#### Problem to work on:
Count how many lines hold the string "title". Answer with that number and nothing more.

#### Records supplied:
= = = = = = =

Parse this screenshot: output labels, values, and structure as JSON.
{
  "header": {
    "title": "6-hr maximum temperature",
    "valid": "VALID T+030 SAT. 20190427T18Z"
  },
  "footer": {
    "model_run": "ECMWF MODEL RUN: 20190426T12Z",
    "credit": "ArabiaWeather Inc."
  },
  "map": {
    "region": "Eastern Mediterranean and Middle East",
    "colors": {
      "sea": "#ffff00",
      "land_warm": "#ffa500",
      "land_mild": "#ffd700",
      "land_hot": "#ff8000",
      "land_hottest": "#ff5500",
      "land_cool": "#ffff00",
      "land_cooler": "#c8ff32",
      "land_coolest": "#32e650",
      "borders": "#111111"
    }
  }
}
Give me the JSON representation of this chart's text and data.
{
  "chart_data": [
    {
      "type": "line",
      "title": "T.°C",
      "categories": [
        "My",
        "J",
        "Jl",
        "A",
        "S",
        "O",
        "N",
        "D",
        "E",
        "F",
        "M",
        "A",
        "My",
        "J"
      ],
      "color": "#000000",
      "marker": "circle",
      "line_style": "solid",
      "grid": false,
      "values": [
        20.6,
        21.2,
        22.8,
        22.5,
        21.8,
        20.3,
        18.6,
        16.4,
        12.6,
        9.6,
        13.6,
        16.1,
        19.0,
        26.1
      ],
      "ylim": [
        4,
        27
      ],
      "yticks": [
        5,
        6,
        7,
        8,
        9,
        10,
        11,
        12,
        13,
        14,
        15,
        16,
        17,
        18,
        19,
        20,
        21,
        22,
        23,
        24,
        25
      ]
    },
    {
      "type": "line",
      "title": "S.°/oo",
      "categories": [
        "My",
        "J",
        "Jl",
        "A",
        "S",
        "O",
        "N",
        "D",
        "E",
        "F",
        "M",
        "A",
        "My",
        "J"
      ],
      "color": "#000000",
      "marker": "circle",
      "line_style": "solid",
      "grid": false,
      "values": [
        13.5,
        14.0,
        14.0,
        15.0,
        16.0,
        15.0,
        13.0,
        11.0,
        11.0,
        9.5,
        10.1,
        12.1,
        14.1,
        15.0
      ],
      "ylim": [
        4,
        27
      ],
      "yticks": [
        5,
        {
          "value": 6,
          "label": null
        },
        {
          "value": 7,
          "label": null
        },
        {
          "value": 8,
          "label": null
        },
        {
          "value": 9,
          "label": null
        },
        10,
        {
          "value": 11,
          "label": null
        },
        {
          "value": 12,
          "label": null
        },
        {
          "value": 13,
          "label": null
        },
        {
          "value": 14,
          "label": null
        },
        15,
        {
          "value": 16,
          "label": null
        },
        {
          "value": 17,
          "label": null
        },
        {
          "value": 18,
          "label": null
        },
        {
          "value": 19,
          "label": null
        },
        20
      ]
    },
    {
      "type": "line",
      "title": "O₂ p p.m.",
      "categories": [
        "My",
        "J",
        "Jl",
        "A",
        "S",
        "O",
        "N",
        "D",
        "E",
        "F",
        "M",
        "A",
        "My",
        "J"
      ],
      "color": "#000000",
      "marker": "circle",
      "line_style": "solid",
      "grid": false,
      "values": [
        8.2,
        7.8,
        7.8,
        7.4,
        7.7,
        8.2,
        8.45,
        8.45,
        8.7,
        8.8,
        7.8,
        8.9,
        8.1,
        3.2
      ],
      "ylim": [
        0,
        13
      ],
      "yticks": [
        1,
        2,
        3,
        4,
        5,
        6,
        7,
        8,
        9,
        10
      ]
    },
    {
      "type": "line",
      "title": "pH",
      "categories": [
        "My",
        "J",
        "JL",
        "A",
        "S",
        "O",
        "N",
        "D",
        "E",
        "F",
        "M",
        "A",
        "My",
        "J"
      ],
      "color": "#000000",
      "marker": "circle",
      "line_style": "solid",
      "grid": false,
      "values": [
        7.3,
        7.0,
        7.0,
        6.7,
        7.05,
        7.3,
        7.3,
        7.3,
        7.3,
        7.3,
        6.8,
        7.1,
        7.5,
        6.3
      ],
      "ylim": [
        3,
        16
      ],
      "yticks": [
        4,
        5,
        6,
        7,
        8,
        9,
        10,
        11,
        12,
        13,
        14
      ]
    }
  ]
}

= = = = = = =

#### Correct response:
5